[SOLVED] Asterisk Stability Issues - updated 6/7

If it’s an NMI issue, SVN Branch as of 3/3/06 and 1.2.5 release contains a fix in zaptel. Release version 1.2.4 of zaptel does not contain the fix.

We have APIC on all of our Asterisk servers and it doesn’t seem to be an issue with them.

Not to be confused with ACPI which you should be able to disable on your motherboard. Do you have ACPI active? We have had problems with ACPI before, and we disable it on all new machines when we build them.

oops, i meant ACPI, so you are correct. if i have this straight, i need to add ‘acpi=off’ to grub.conf to disable ACPI. i don’t recall if the 2850’s have a BIOS option to disable ACPI - i doubt it, given how much dell restricts their BIOSes.

i will give that a shot on at least one of our machines - i wish these problems occurred more frequently - it would be much easier to determine if the changes i am making are having the slightest effect.

PROBLEM SET:
- 1) List every uppercase abbreviation used in the Asterisk stability thread, in the order each first appears.
- 2) Write the next post in the Asterisk stability thread, following on from its last message.

AVAILABLE DATA:

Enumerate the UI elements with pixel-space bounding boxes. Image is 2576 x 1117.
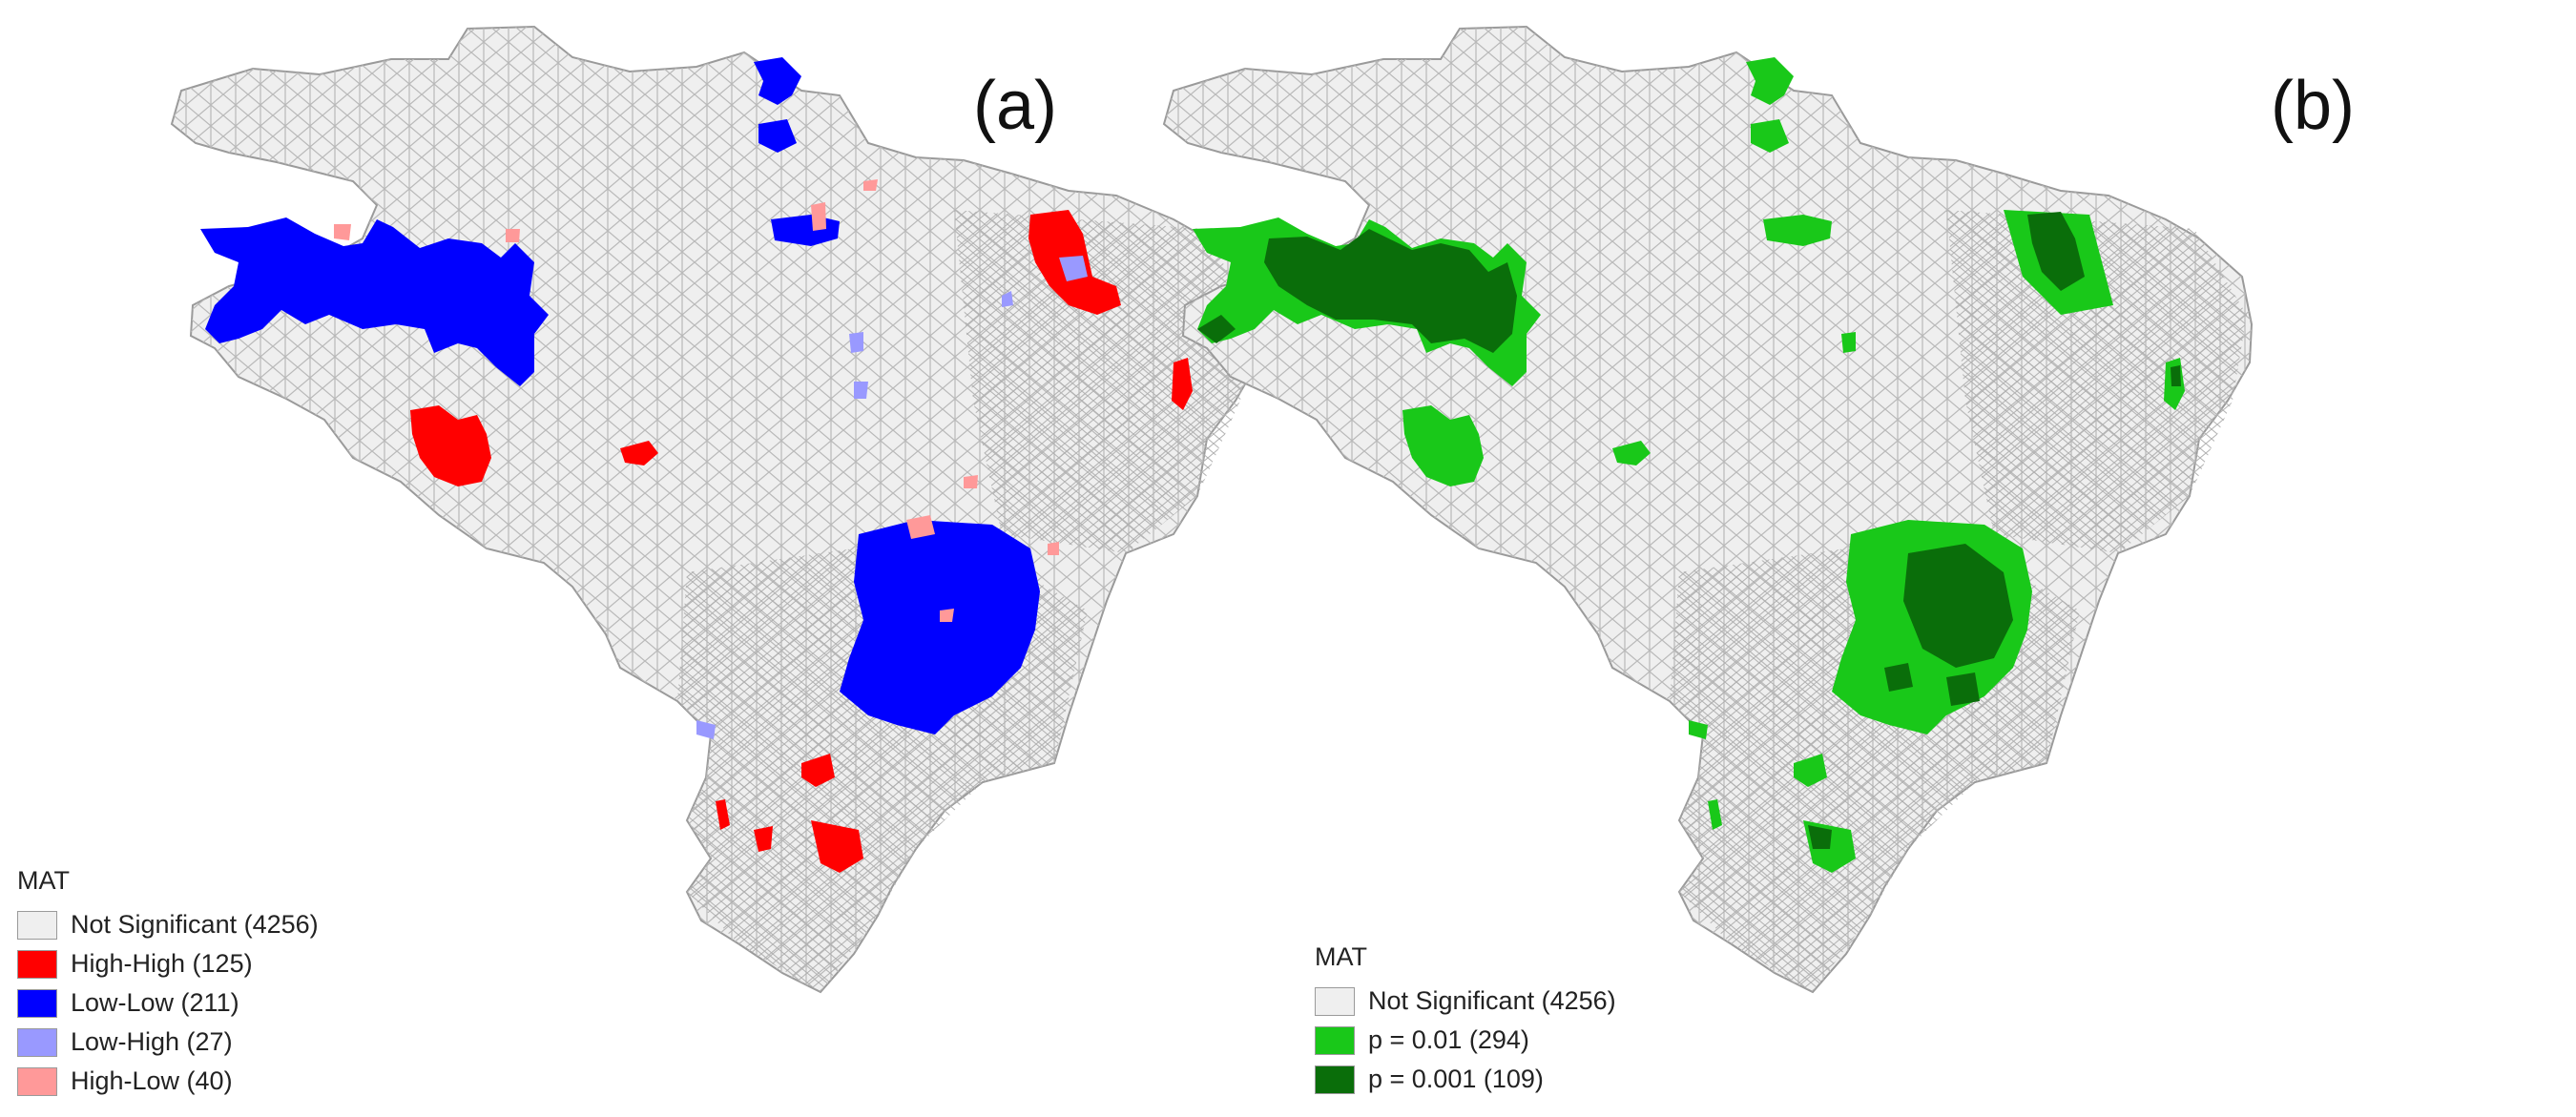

FINAL ANSWERS:
- 1) NMI, SVN, APIC, ACPI, BIOS

- 2)
I had a similar behaviour with Asterisk 1.2.x running in realtime mode. Check your “asterisk.conf” for “highpriority=yes” and change it to “no” if it’s set.

This is just a workaround, the bug is still there but I prefer a stable system running asterisk with normal priority than running it with realtime priority and freezing at least once in 24h in my case.

i think i saw your thread - i have checked all of our boxes, and that variable isn’t even set - i’m assuming if undefined, it defaults to no.

i went ahead and added it to one server…it didn’t seem to change anything on my test box (in the way asterisk loaded, anyway).

another one of our 1.0.7 boxes locked up this morning - it had been rebooted less than three hours before.

this box has the nmi_watchdog flag set, and that seemed to make no difference at all.

one thing i noticed in the messages file on startup was that i was receiving the following:

Apr 7 08:36:48 aml-ast kernel: TE4XXP: Span 1 configured for ESF/B8ZS Apr 7 08:36:48 aml-ast kernel: Uhhuh. NMI received. Dazed and confused, but trying to continue Apr 7 08:36:48 aml-ast kernel: You probably have a hardware problem with your RAM chips

i’m assuming this is related to zaptel and not the physical memory - i also find it hard to believe that 6 out of 8 servers have bad RAM. regardless, i will look into replacing the RAM, provided we have some extra lying around.

this machine did not have the high-priority=no flag set in asterisk.conf, so i added it.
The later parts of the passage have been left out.